» TEXTE FOURNI
Musique & Design : Les trois objets essentiels de Flavien Berger

Cet été, IDEAT invite la fine fleur de la musique actuelle à quitter son univers sonore le temps d’une entrevue. Le programme ? Évoquer son rapport au design et à la décoration d’intérieur à travers une short-list de trois pièces finement sélectionnées. Aujourd’hui c’est Flavien Berger qui nous livre trois coups de cœur.

Avant d’entamer sa carrière de musicien, l’interprète de Contre-Temps est passé par l’ENSCI (École Nationale Supérieure de Création Industrielle). « J’étais très content de faire ces années d’études. J’ai réussi à obtenir mon diplôme, mais j’étais un piètre élève, se remémore-t-il. Aujourd’hui, je m’entoure de designers et de designeuses pour envelopper la musique que je produis, notamment à travers l’attention portée à la scénographie, mais je ne suis pas designer. Ce que je designe, c’est la musique. »

Dans la vie de tous les jours, l’artiste dit privilégier l’occasion : « J’achète en seconde main ou je fabrique mes meubles, mais il ne s’agit pas de meubles “designés”. Ils sont purement usuels et faits à partir de planches et de vis. Il n’y a rien de neuf chez moi. » Un goût pour la récup’ qui se retrouve dans sa  sélection…


1/ « Coconut Archaeology » de Claire Lavabre

Flavien Berger : « Il s’agit d’une lampe faite à partir d’assemblages d’éléments existants, comme des noix de coco, et plein d’autres objets qu’elle récupère. L’objet se dessine par assemblage. Ce que j’aime bien dans cette pièce, c’est que sa forme vient d’objets particuliers, mais en même temps, ce n’est pas une pièce unique, cela reste du design d’édition parce qu’elle en fait plusieurs. A partir de la quantité d’éléments qu’elle a à sa disposition (ici, noix de coco, scotch aluminium, échelles photographique, impression 3D, composants électriques, NDLR). Elle fabrique un archétype. J’aime l’idée qu’elle utilise des objets déjà existants”. Une création qui fait écho aux enjeux écologiques de notre temps, affirme-t-il : « On ne peut plus faire du design aujourd’hui comme on le faisait pendant les 30 glorieuses. »

Lampe Coconut Archeology de Claire Lavabre.
Lampe Coconut Archeology de Claire Lavabre. Claire Lavabre

2/ Pochettes « Ruby Eye » de Flora Langlois (Comme des Garçons)

» EXERCICE PROPOSÉ
Dans le texte sur les trois objets de Flavien Berger, quelle école a-t-il fréquentée avant de commencer sa carrière de musicien ?

» MATÉRIEL FOURNI
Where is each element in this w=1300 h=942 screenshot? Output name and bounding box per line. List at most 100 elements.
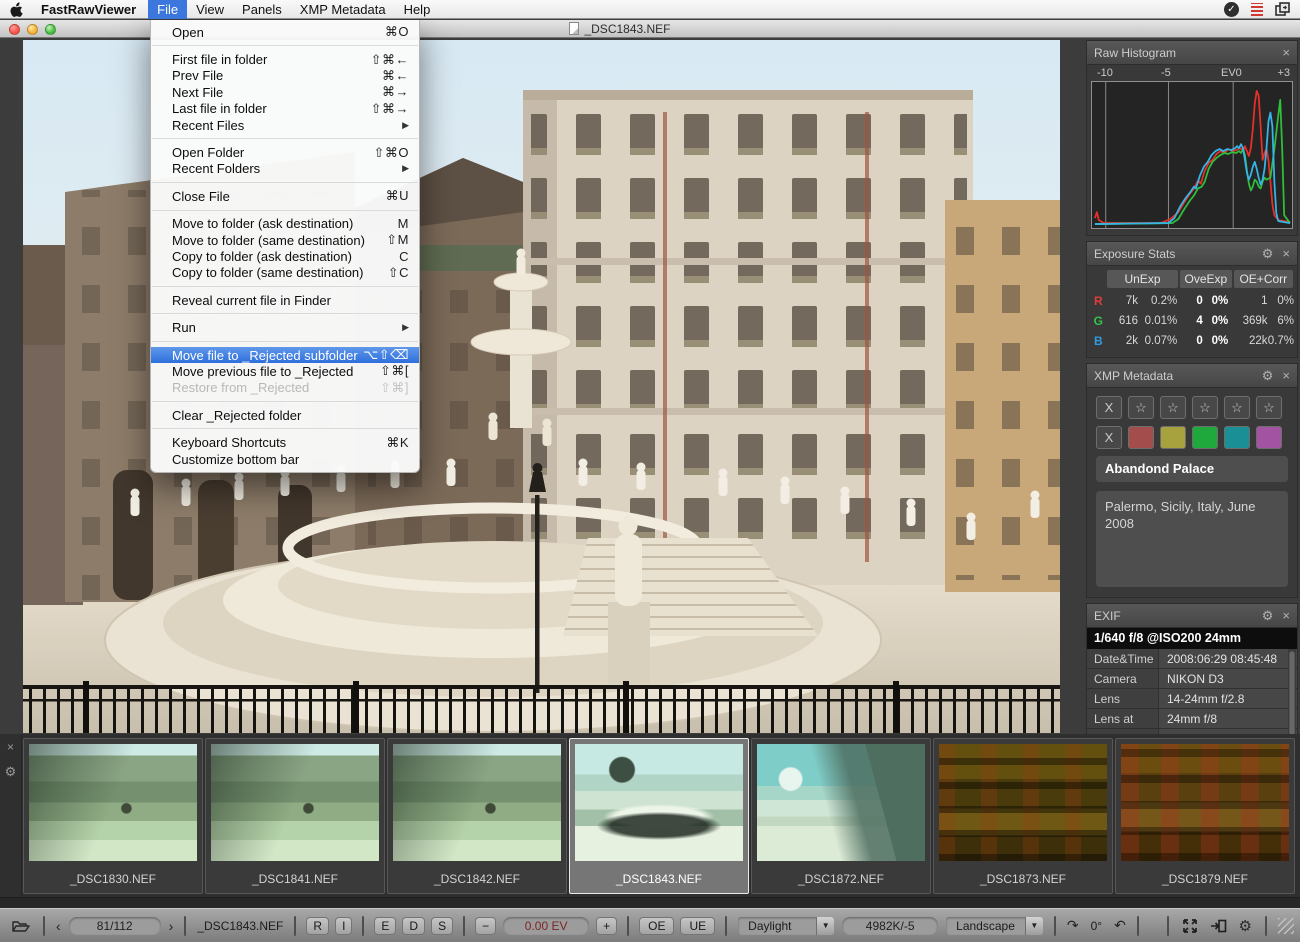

» RÉPONSE ATTENDUE
L'ENSCI (École Nationale Supérieure de Création Industrielle).